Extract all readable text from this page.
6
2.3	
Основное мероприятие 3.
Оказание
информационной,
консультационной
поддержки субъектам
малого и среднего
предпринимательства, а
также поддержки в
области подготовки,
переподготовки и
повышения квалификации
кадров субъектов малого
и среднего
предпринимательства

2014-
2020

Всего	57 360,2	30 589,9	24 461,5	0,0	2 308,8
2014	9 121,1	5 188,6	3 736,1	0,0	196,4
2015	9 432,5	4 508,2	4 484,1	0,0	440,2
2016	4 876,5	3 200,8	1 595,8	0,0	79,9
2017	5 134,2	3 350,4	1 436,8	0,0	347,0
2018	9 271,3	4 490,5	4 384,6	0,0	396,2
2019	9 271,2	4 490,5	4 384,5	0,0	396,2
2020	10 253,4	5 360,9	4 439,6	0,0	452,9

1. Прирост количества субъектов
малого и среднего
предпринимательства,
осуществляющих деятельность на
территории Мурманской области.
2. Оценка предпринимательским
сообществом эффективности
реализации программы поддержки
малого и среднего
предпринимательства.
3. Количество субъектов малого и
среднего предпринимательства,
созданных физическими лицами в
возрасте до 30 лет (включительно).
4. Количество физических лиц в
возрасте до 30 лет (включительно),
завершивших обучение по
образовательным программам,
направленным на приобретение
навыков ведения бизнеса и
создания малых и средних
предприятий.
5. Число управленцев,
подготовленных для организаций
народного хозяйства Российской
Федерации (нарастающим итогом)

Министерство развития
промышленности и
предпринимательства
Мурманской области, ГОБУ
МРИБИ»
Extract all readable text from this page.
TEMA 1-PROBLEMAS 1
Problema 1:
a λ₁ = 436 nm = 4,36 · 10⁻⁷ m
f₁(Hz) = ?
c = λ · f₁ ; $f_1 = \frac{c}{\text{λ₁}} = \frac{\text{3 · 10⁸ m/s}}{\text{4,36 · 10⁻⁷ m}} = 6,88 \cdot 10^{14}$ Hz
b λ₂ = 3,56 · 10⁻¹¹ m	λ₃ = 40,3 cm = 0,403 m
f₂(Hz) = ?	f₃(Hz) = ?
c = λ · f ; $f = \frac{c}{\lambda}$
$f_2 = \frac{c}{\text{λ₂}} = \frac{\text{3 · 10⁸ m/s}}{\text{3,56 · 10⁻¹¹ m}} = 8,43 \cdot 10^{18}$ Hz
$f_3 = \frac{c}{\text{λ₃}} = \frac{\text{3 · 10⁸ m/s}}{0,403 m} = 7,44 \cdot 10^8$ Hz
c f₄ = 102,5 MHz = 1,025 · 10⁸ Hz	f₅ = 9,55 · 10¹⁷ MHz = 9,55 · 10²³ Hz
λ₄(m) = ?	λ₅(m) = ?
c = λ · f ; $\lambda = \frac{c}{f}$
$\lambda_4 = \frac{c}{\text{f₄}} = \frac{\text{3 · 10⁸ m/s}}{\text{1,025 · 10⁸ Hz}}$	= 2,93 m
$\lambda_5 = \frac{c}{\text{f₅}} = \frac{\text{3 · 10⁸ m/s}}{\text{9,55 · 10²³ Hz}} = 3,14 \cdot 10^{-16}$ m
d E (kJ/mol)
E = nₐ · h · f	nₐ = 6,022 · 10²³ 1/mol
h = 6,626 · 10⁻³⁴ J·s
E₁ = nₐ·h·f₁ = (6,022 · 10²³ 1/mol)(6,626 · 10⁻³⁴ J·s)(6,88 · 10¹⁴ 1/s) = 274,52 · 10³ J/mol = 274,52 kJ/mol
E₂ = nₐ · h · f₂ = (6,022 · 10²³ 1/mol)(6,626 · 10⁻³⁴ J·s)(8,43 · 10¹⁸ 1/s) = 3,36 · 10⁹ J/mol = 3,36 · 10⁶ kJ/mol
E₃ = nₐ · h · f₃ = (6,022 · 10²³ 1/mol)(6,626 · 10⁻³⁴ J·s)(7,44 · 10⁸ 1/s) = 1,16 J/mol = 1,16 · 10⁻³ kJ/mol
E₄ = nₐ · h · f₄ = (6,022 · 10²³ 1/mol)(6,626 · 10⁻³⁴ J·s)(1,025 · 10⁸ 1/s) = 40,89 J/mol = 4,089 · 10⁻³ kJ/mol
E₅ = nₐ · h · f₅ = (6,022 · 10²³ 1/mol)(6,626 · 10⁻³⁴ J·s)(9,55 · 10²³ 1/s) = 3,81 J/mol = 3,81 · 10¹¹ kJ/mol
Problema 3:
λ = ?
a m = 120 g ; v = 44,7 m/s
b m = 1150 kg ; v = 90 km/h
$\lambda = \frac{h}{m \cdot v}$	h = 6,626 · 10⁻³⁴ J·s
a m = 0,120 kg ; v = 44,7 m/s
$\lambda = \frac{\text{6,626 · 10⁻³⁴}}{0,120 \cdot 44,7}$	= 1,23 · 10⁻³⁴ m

================

* _Your instructions_: In the material above, how many lines hold the word "возрасте"? Say only the number.

* _Completed exercise_: 2